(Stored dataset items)

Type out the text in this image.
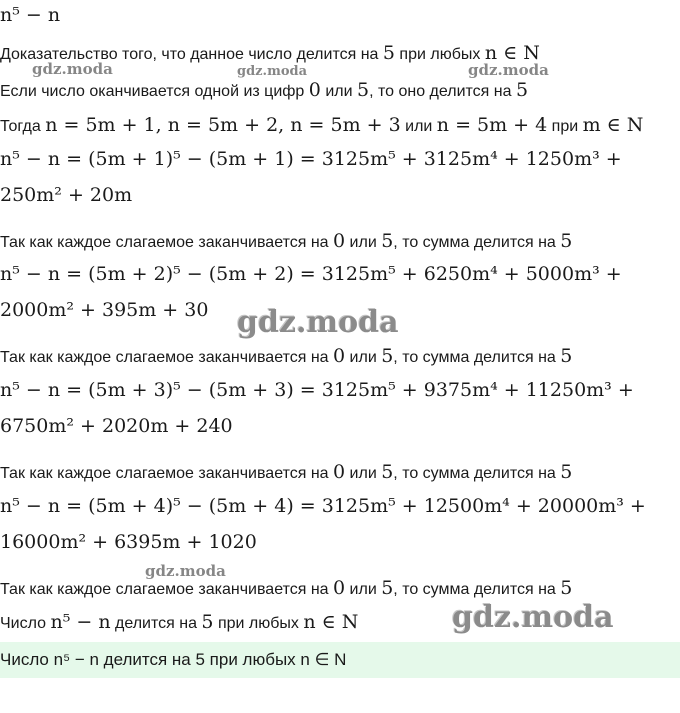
n⁵ − n
Доказательство того, что данное число делится на 5 при любых n ∈ N
Если число оканчивается одной из цифр 0 или 5, то оно делится на 5
Тогда n = 5m + 1, n = 5m + 2, n = 5m + 3 или n = 5m + 4 при m ∈ N
n⁵ − n = (5m + 1)⁵ − (5m + 1) = 3125m⁵ + 3125m⁴ + 1250m³ +
250m² + 20m
Так как каждое слагаемое заканчивается на 0 или 5, то сумма делится на 5
n⁵ − n = (5m + 2)⁵ − (5m + 2) = 3125m⁵ + 6250m⁴ + 5000m³ +
2000m² + 395m + 30
Так как каждое слагаемое заканчивается на 0 или 5, то сумма делится на 5
n⁵ − n = (5m + 3)⁵ − (5m + 3) = 3125m⁵ + 9375m⁴ + 11250m³ +
6750m² + 2020m + 240
Так как каждое слагаемое заканчивается на 0 или 5, то сумма делится на 5
n⁵ − n = (5m + 4)⁵ − (5m + 4) = 3125m⁵ + 12500m⁴ + 20000m³ +
16000m² + 6395m + 1020
Так как каждое слагаемое заканчивается на 0 или 5, то сумма делится на 5
Число n⁵ − n делится на 5 при любых n ∈ N
Число n⁵ − n делится на 5 при любых n ∈ N
gdz.moda	gdz.moda	gdz.moda
gdz.moda
gdz.moda
gdz.moda
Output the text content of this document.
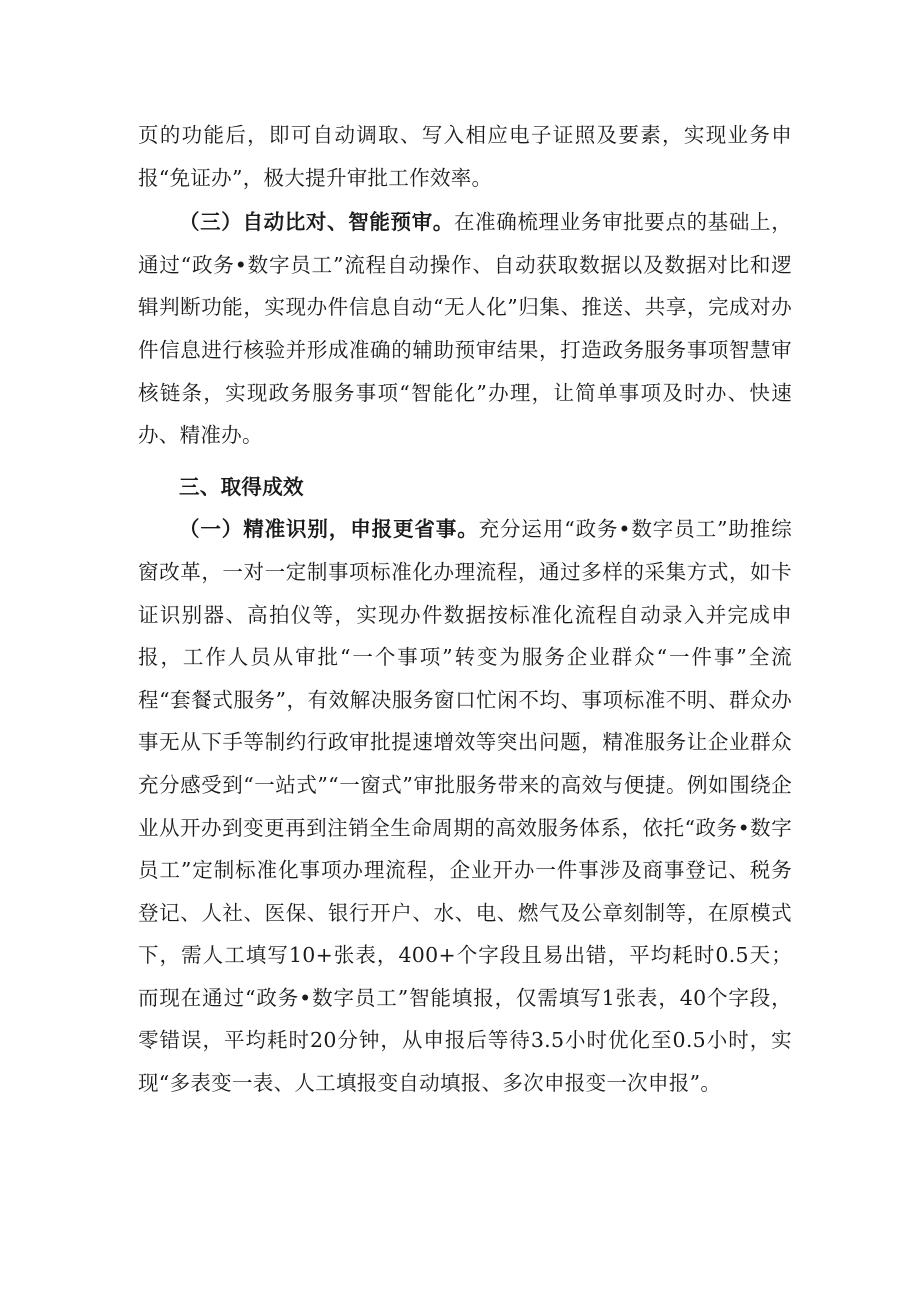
页的功能后，即可自动调取、写入相应电子证照及要素，实现业务申报“免证办”，极大提升审批工作效率。

（三）自动比对、智能预审。在准确梳理业务审批要点的基础上，通过“政务•数字员工”流程自动操作、自动获取数据以及数据对比和逻辑判断功能，实现办件信息自动“无人化”归集、推送、共享，完成对办件信息进行核验并形成准确的辅助预审结果，打造政务服务事项智慧审核链条，实现政务服务事项“智能化”办理，让简单事项及时办、快速办、精准办。

三、取得成效

（一）精准识别，申报更省事。充分运用“政务•数字员工”助推综窗改革，一对一定制事项标准化办理流程，通过多样的采集方式，如卡证识别器、高拍仪等，实现办件数据按标准化流程自动录入并完成申报，工作人员从审批“一个事项”转变为服务企业群众“一件事”全流程“套餐式服务”，有效解决服务窗口忙闲不均、事项标准不明、群众办事无从下手等制约行政审批提速增效等突出问题，精准服务让企业群众充分感受到“一站式”“一窗式”审批服务带来的高效与便捷。例如围绕企业从开办到变更再到注销全生命周期的高效服务体系，依托“政务•数字员工”定制标准化事项办理流程，企业开办一件事涉及商事登记、税务登记、人社、医保、银行开户、水、电、燃气及公章刻制等，在原模式下，需人工填写10+张表，400+个字段且易出错，平均耗时0.5天；而现在通过“政务•数字员工”智能填报，仅需填写1张表，40个字段，零错误，平均耗时20分钟，从申报后等待3.5小时优化至0.5小时，实现“多表变一表、人工填报变自动填报、多次申报变一次申报”。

** DIRECTIONS **
Pull every line containing the word "this" out of the material and copy it.

** FINAL ANSWER **
Type out the text in this image.
Output the text content of this document.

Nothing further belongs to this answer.